=== Task instructions ===
Go through the listing and return every line with "type" in it.

Start of Records shown

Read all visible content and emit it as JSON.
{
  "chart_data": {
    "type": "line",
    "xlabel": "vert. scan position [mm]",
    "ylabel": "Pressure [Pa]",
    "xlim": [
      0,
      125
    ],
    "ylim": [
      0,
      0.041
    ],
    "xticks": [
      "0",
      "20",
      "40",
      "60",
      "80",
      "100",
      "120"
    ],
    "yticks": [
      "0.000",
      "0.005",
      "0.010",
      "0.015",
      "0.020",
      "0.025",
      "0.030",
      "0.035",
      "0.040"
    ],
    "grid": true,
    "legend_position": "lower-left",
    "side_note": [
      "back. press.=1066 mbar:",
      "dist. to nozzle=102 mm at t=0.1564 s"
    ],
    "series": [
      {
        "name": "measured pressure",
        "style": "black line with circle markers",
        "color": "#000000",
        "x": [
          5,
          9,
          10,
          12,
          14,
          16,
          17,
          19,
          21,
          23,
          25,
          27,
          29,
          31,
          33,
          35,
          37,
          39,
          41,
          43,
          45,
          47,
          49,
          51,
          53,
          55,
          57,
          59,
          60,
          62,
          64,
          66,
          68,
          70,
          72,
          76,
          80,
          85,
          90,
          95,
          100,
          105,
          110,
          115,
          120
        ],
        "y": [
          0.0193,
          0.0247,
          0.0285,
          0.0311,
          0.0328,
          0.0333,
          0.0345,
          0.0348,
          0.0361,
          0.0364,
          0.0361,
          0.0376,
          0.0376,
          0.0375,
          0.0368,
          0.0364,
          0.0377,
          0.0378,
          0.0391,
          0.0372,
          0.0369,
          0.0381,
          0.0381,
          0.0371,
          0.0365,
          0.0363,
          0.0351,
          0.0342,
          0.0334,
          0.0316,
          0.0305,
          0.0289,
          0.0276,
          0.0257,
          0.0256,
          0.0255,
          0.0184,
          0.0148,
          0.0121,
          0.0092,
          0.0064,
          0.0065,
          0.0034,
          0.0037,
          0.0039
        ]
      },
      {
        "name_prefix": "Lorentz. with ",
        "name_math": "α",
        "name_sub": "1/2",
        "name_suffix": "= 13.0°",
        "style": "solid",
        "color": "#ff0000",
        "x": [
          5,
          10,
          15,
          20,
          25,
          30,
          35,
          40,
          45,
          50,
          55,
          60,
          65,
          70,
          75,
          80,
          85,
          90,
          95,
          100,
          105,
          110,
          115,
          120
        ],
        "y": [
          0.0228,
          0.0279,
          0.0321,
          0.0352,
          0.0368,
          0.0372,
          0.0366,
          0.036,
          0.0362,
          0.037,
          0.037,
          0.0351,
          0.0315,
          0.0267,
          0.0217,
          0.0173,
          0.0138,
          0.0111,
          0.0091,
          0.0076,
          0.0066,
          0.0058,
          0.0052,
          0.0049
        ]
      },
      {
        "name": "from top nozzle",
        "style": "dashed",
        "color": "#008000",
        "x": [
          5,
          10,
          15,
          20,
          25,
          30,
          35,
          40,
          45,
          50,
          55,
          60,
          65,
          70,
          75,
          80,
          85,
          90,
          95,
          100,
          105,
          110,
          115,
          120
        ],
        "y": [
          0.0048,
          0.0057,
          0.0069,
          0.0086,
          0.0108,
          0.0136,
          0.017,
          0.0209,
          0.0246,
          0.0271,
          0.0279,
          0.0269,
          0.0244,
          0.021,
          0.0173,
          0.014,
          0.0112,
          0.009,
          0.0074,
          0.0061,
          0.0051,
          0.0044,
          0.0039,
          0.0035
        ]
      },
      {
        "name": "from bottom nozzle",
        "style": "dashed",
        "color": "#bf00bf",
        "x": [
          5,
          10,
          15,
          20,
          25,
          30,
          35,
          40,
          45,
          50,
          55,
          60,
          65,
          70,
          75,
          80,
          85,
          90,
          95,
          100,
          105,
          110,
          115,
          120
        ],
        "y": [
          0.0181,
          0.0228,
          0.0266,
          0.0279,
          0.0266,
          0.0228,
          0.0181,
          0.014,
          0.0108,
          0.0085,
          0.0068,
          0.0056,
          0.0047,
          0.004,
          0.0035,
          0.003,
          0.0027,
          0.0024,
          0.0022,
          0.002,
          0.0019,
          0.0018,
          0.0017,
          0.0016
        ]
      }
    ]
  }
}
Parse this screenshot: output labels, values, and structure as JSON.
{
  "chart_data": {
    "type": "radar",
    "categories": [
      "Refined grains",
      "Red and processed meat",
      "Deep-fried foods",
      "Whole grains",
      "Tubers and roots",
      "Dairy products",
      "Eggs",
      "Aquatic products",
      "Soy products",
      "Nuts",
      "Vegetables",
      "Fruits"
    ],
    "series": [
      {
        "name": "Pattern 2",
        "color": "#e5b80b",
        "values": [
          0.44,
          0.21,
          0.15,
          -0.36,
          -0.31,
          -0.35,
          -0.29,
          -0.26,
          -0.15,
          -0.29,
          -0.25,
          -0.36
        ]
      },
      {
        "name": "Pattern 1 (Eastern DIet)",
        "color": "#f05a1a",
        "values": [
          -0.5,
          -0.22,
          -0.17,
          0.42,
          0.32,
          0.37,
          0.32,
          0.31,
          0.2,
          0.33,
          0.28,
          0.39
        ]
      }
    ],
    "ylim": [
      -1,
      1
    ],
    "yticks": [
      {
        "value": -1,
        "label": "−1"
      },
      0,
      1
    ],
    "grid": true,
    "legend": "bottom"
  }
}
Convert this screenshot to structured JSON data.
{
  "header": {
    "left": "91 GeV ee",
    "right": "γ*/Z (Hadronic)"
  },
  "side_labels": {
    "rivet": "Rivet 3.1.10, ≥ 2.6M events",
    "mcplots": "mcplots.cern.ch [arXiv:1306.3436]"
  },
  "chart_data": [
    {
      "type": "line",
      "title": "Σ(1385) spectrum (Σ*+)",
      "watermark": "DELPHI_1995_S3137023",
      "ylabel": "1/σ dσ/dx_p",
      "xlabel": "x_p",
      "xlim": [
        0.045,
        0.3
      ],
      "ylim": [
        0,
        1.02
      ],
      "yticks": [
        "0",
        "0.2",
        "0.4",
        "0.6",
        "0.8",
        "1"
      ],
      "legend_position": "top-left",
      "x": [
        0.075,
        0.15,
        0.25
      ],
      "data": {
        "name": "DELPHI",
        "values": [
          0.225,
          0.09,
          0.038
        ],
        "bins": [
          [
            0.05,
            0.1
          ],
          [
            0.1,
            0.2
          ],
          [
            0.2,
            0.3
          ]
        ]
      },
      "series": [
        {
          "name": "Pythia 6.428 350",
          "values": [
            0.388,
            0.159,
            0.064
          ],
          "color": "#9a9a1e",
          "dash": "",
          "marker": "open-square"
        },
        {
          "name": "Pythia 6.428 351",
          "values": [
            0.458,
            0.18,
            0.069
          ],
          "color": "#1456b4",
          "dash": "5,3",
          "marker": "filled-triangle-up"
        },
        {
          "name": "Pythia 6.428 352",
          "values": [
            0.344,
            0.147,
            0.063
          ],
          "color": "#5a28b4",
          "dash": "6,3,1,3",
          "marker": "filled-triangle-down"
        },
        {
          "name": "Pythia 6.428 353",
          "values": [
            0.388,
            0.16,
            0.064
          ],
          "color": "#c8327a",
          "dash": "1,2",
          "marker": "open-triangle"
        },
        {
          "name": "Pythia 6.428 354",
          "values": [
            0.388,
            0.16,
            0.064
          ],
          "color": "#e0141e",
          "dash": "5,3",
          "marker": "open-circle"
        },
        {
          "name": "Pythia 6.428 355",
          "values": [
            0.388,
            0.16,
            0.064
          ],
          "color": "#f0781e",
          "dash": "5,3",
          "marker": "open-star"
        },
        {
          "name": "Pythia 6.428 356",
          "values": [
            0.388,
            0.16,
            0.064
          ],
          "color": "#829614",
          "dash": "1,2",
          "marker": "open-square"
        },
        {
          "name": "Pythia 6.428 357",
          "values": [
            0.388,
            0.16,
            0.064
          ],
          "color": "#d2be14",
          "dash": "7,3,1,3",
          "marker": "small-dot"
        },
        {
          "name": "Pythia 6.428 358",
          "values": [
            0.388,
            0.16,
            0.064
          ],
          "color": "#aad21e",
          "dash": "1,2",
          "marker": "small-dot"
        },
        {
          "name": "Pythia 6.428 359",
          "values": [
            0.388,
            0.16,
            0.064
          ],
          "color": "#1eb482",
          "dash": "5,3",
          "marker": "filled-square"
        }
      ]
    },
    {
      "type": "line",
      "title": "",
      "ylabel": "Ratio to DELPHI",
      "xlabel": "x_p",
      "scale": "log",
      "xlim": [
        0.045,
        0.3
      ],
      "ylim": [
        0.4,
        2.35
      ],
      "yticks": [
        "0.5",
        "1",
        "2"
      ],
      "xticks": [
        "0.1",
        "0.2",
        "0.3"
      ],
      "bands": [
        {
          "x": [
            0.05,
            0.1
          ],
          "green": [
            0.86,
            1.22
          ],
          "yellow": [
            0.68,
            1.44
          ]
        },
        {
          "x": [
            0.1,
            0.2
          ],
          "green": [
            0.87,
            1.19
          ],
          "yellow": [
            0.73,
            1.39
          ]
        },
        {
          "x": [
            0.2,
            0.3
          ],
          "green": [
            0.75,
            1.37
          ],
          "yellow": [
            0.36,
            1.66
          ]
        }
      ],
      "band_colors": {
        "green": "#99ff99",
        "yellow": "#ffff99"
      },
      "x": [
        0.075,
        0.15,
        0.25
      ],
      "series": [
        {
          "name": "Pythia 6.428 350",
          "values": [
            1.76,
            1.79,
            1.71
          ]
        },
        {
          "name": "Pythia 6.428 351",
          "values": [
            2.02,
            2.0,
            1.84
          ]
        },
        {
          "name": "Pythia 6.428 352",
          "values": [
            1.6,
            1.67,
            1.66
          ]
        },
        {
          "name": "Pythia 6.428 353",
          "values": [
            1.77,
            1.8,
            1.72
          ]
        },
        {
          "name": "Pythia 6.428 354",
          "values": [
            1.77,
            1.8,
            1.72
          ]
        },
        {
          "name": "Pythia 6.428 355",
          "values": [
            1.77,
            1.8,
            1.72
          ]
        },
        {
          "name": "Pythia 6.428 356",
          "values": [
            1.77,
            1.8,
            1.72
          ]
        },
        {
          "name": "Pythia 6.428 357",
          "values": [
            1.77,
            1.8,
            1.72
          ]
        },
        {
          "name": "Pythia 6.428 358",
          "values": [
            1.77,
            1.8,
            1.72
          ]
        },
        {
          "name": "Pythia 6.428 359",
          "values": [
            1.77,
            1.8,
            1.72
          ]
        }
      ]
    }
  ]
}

End of Records shown

=== The solution ===
    "type": "line",
    "type": "radar",
      "type": "line",
      "type": "line",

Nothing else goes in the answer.